In the material below, find each line holding the string "Properties" and copy it.

-- BEGIN Provided data --

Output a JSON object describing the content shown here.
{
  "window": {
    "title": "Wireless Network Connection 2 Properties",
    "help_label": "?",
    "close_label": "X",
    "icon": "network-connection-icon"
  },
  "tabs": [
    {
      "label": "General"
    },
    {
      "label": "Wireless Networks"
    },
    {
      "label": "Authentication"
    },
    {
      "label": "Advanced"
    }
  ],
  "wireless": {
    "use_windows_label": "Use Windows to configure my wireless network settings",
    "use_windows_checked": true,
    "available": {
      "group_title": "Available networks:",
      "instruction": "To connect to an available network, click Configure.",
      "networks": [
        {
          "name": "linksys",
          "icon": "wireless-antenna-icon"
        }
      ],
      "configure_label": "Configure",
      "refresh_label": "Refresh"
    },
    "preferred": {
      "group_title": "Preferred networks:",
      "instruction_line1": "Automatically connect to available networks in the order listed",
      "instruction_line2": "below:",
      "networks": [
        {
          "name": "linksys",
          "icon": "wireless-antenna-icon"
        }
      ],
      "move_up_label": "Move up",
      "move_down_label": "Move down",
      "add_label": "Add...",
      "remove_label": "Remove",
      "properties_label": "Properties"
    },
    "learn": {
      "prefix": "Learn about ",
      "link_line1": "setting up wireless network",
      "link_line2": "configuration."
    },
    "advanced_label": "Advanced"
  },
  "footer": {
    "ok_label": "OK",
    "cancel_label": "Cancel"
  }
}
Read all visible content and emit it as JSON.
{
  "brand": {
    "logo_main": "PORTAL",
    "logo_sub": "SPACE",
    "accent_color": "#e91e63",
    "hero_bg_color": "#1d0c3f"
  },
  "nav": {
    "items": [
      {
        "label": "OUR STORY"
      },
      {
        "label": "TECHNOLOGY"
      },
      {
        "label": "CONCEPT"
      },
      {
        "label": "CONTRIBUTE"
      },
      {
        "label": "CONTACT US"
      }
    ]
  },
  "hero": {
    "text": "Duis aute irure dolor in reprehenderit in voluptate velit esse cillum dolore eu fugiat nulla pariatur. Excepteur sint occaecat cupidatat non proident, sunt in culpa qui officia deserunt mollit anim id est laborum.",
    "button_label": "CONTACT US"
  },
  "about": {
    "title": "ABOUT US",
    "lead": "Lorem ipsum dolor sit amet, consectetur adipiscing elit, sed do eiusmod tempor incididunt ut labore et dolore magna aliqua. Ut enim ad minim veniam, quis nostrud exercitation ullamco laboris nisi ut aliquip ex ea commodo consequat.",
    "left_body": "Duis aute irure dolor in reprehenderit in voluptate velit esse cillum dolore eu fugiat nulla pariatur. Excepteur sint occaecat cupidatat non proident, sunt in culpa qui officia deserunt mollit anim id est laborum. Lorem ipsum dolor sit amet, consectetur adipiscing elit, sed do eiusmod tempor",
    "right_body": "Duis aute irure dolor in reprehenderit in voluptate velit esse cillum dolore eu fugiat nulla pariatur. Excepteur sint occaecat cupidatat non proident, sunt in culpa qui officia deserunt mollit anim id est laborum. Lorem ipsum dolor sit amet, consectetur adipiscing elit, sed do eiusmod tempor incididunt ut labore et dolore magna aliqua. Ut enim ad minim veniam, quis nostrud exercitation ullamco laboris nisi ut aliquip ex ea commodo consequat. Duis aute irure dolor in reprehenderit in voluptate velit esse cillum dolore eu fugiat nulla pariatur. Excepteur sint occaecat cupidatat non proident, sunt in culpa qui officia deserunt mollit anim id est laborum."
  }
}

-- END Provided data --

» **Completed exercise**
    "title": "Wireless Network Connection 2 Properties",
      "properties_label": "Properties"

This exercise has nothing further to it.